## Given instruction
For this exercise, repeat all of the material verbatim apart from its images.

##### Recorded data #####

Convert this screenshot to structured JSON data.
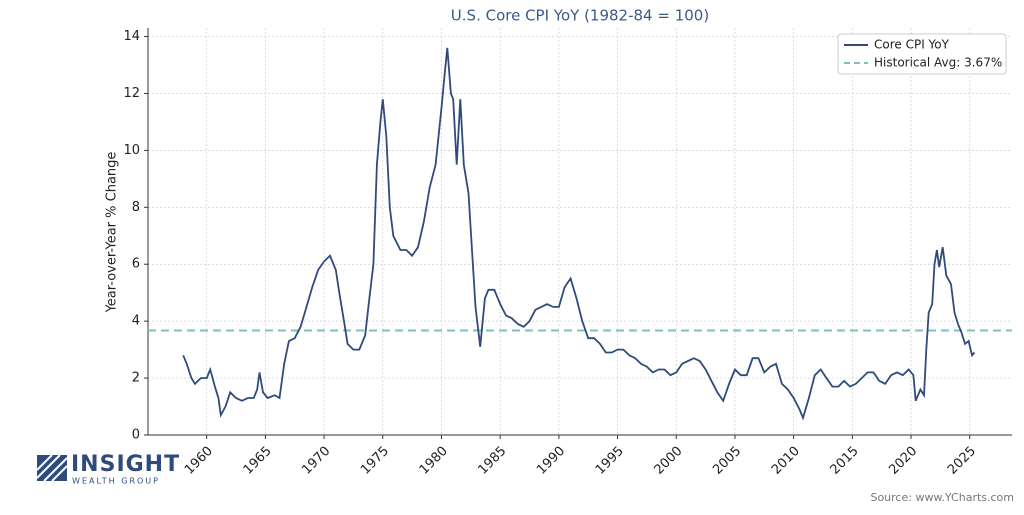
{
  "chart_data": {
    "type": "line",
    "title": "U.S. Core CPI YoY (1982-84 = 100)",
    "ylabel": "Year-over-Year % Change",
    "x": [
      1958.0,
      1958.3,
      1958.7,
      1959.0,
      1959.5,
      1960.0,
      1960.3,
      1960.7,
      1961.0,
      1961.2,
      1961.6,
      1962.0,
      1962.5,
      1963.0,
      1963.5,
      1964.0,
      1964.3,
      1964.5,
      1964.8,
      1965.2,
      1965.8,
      1966.2,
      1966.6,
      1967.0,
      1967.5,
      1968.0,
      1968.5,
      1969.0,
      1969.5,
      1970.0,
      1970.5,
      1971.0,
      1971.3,
      1971.7,
      1972.0,
      1972.5,
      1973.0,
      1973.5,
      1973.8,
      1974.2,
      1974.5,
      1974.8,
      1975.0,
      1975.3,
      1975.6,
      1975.9,
      1976.5,
      1977.0,
      1977.5,
      1978.0,
      1978.5,
      1979.0,
      1979.5,
      1980.0,
      1980.3,
      1980.5,
      1980.8,
      1981.0,
      1981.3,
      1981.6,
      1981.9,
      1982.3,
      1982.6,
      1982.9,
      1983.3,
      1983.7,
      1984.0,
      1984.5,
      1985.0,
      1985.5,
      1986.0,
      1986.5,
      1987.0,
      1987.5,
      1988.0,
      1988.5,
      1989.0,
      1989.5,
      1990.0,
      1990.5,
      1991.0,
      1991.5,
      1992.0,
      1992.5,
      1993.0,
      1993.5,
      1994.0,
      1994.5,
      1995.0,
      1995.5,
      1996.0,
      1996.5,
      1997.0,
      1997.5,
      1998.0,
      1998.5,
      1999.0,
      1999.5,
      2000.0,
      2000.5,
      2001.0,
      2001.5,
      2002.0,
      2002.5,
      2003.0,
      2003.5,
      2004.0,
      2004.5,
      2005.0,
      2005.5,
      2006.0,
      2006.5,
      2007.0,
      2007.5,
      2008.0,
      2008.5,
      2009.0,
      2009.5,
      2010.0,
      2010.5,
      2010.8,
      2011.3,
      2011.8,
      2012.3,
      2012.8,
      2013.3,
      2013.8,
      2014.3,
      2014.8,
      2015.3,
      2015.8,
      2016.3,
      2016.8,
      2017.3,
      2017.8,
      2018.3,
      2018.8,
      2019.3,
      2019.8,
      2020.2,
      2020.4,
      2020.8,
      2021.1,
      2021.3,
      2021.5,
      2021.8,
      2022.0,
      2022.2,
      2022.4,
      2022.7,
      2023.0,
      2023.4,
      2023.7,
      2024.0,
      2024.3,
      2024.6,
      2024.9,
      2025.2,
      2025.4
    ],
    "series": [
      {
        "name": "Core CPI YoY",
        "color": "#2f4b7c",
        "values": [
          2.8,
          2.5,
          2.0,
          1.8,
          2.0,
          2.0,
          2.3,
          1.7,
          1.3,
          0.7,
          1.0,
          1.5,
          1.3,
          1.2,
          1.3,
          1.3,
          1.6,
          2.2,
          1.5,
          1.3,
          1.4,
          1.3,
          2.5,
          3.3,
          3.4,
          3.8,
          4.5,
          5.2,
          5.8,
          6.1,
          6.3,
          5.8,
          5.0,
          4.0,
          3.2,
          3.0,
          3.0,
          3.5,
          4.6,
          6.0,
          9.5,
          11.0,
          11.8,
          10.5,
          8.0,
          7.0,
          6.5,
          6.5,
          6.3,
          6.6,
          7.5,
          8.7,
          9.5,
          11.5,
          12.8,
          13.6,
          12.0,
          11.8,
          9.5,
          11.8,
          9.5,
          8.5,
          6.5,
          4.5,
          3.1,
          4.8,
          5.1,
          5.1,
          4.6,
          4.2,
          4.1,
          3.9,
          3.8,
          4.0,
          4.4,
          4.5,
          4.6,
          4.5,
          4.5,
          5.2,
          5.5,
          4.8,
          4.0,
          3.4,
          3.4,
          3.2,
          2.9,
          2.9,
          3.0,
          3.0,
          2.8,
          2.7,
          2.5,
          2.4,
          2.2,
          2.3,
          2.3,
          2.1,
          2.2,
          2.5,
          2.6,
          2.7,
          2.6,
          2.3,
          1.9,
          1.5,
          1.2,
          1.8,
          2.3,
          2.1,
          2.1,
          2.7,
          2.7,
          2.2,
          2.4,
          2.5,
          1.8,
          1.6,
          1.3,
          0.9,
          0.6,
          1.3,
          2.1,
          2.3,
          2.0,
          1.7,
          1.7,
          1.9,
          1.7,
          1.8,
          2.0,
          2.2,
          2.2,
          1.9,
          1.8,
          2.1,
          2.2,
          2.1,
          2.3,
          2.1,
          1.2,
          1.6,
          1.4,
          3.0,
          4.3,
          4.6,
          6.0,
          6.5,
          5.9,
          6.6,
          5.6,
          5.3,
          4.3,
          3.9,
          3.6,
          3.2,
          3.3,
          2.8,
          2.9
        ]
      }
    ],
    "hline": {
      "name": "Historical Avg: 3.67%",
      "value": 3.67,
      "color": "#7fbfbf"
    },
    "xlim": [
      1955,
      2028.6
    ],
    "ylim": [
      0,
      14.3
    ],
    "xticks": [
      1960,
      1965,
      1970,
      1975,
      1980,
      1985,
      1990,
      1995,
      2000,
      2005,
      2010,
      2015,
      2020,
      2025
    ],
    "yticks": [
      0,
      2,
      4,
      6,
      8,
      10,
      12,
      14
    ],
    "grid": true,
    "legend": "upper right"
  },
  "logo": {
    "name": "INSIGHT",
    "tagline": "WEALTH GROUP"
  },
  "source": "Source: www.YCharts.com"
}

#####

## Response for this exercise
Convert this screenshot to structured JSON data.
{
  "chart_data": {
    "type": "line",
    "title": "U.S. Core CPI YoY (1982-84 = 100)",
    "ylabel": "Year-over-Year % Change",
    "x": [
      1958.0,
      1958.3,
      1958.7,
      1959.0,
      1959.5,
      1960.0,
      1960.3,
      1960.7,
      1961.0,
      1961.2,
      1961.6,
      1962.0,
      1962.5,
      1963.0,
      1963.5,
      1964.0,
      1964.3,
      1964.5,
      1964.8,
      1965.2,
      1965.8,
      1966.2,
      1966.6,
      1967.0,
      1967.5,
      1968.0,
      1968.5,
      1969.0,
      1969.5,
      1970.0,
      1970.5,
      1971.0,
      1971.3,
      1971.7,
      1972.0,
      1972.5,
      1973.0,
      1973.5,
      1973.8,
      1974.2,
      1974.5,
      1974.8,
      1975.0,
      1975.3,
      1975.6,
      1975.9,
      1976.5,
      1977.0,
      1977.5,
      1978.0,
      1978.5,
      1979.0,
      1979.5,
      1980.0,
      1980.3,
      1980.5,
      1980.8,
      1981.0,
      1981.3,
      1981.6,
      1981.9,
      1982.3,
      1982.6,
      1982.9,
      1983.3,
      1983.7,
      1984.0,
      1984.5,
      1985.0,
      1985.5,
      1986.0,
      1986.5,
      1987.0,
      1987.5,
      1988.0,
      1988.5,
      1989.0,
      1989.5,
      1990.0,
      1990.5,
      1991.0,
      1991.5,
      1992.0,
      1992.5,
      1993.0,
      1993.5,
      1994.0,
      1994.5,
      1995.0,
      1995.5,
      1996.0,
      1996.5,
      1997.0,
      1997.5,
      1998.0,
      1998.5,
      1999.0,
      1999.5,
      2000.0,
      2000.5,
      2001.0,
      2001.5,
      2002.0,
      2002.5,
      2003.0,
      2003.5,
      2004.0,
      2004.5,
      2005.0,
      2005.5,
      2006.0,
      2006.5,
      2007.0,
      2007.5,
      2008.0,
      2008.5,
      2009.0,
      2009.5,
      2010.0,
      2010.5,
      2010.8,
      2011.3,
      2011.8,
      2012.3,
      2012.8,
      2013.3,
      2013.8,
      2014.3,
      2014.8,
      2015.3,
      2015.8,
      2016.3,
      2016.8,
      2017.3,
      2017.8,
      2018.3,
      2018.8,
      2019.3,
      2019.8,
      2020.2,
      2020.4,
      2020.8,
      2021.1,
      2021.3,
      2021.5,
      2021.8,
      2022.0,
      2022.2,
      2022.4,
      2022.7,
      2023.0,
      2023.4,
      2023.7,
      2024.0,
      2024.3,
      2024.6,
      2024.9,
      2025.2,
      2025.4
    ],
    "series": [
      {
        "name": "Core CPI YoY",
        "color": "#2f4b7c",
        "values": [
          2.8,
          2.5,
          2.0,
          1.8,
          2.0,
          2.0,
          2.3,
          1.7,
          1.3,
          0.7,
          1.0,
          1.5,
          1.3,
          1.2,
          1.3,
          1.3,
          1.6,
          2.2,
          1.5,
          1.3,
          1.4,
          1.3,
          2.5,
          3.3,
          3.4,
          3.8,
          4.5,
          5.2,
          5.8,
          6.1,
          6.3,
          5.8,
          5.0,
          4.0,
          3.2,
          3.0,
          3.0,
          3.5,
          4.6,
          6.0,
          9.5,
          11.0,
          11.8,
          10.5,
          8.0,
          7.0,
          6.5,
          6.5,
          6.3,
          6.6,
          7.5,
          8.7,
          9.5,
          11.5,
          12.8,
          13.6,
          12.0,
          11.8,
          9.5,
          11.8,
          9.5,
          8.5,
          6.5,
          4.5,
          3.1,
          4.8,
          5.1,
          5.1,
          4.6,
          4.2,
          4.1,
          3.9,
          3.8,
          4.0,
          4.4,
          4.5,
          4.6,
          4.5,
          4.5,
          5.2,
          5.5,
          4.8,
          4.0,
          3.4,
          3.4,
          3.2,
          2.9,
          2.9,
          3.0,
          3.0,
          2.8,
          2.7,
          2.5,
          2.4,
          2.2,
          2.3,
          2.3,
          2.1,
          2.2,
          2.5,
          2.6,
          2.7,
          2.6,
          2.3,
          1.9,
          1.5,
          1.2,
          1.8,
          2.3,
          2.1,
          2.1,
          2.7,
          2.7,
          2.2,
          2.4,
          2.5,
          1.8,
          1.6,
          1.3,
          0.9,
          0.6,
          1.3,
          2.1,
          2.3,
          2.0,
          1.7,
          1.7,
          1.9,
          1.7,
          1.8,
          2.0,
          2.2,
          2.2,
          1.9,
          1.8,
          2.1,
          2.2,
          2.1,
          2.3,
          2.1,
          1.2,
          1.6,
          1.4,
          3.0,
          4.3,
          4.6,
          6.0,
          6.5,
          5.9,
          6.6,
          5.6,
          5.3,
          4.3,
          3.9,
          3.6,
          3.2,
          3.3,
          2.8,
          2.9
        ]
      }
    ],
    "hline": {
      "name": "Historical Avg: 3.67%",
      "value": 3.67,
      "color": "#7fbfbf"
    },
    "xlim": [
      1955,
      2028.6
    ],
    "ylim": [
      0,
      14.3
    ],
    "xticks": [
      1960,
      1965,
      1970,
      1975,
      1980,
      1985,
      1990,
      1995,
      2000,
      2005,
      2010,
      2015,
      2020,
      2025
    ],
    "yticks": [
      0,
      2,
      4,
      6,
      8,
      10,
      12,
      14
    ],
    "grid": true,
    "legend": "upper right"
  },
  "logo": {
    "name": "INSIGHT",
    "tagline": "WEALTH GROUP"
  },
  "source": "Source: www.YCharts.com"
}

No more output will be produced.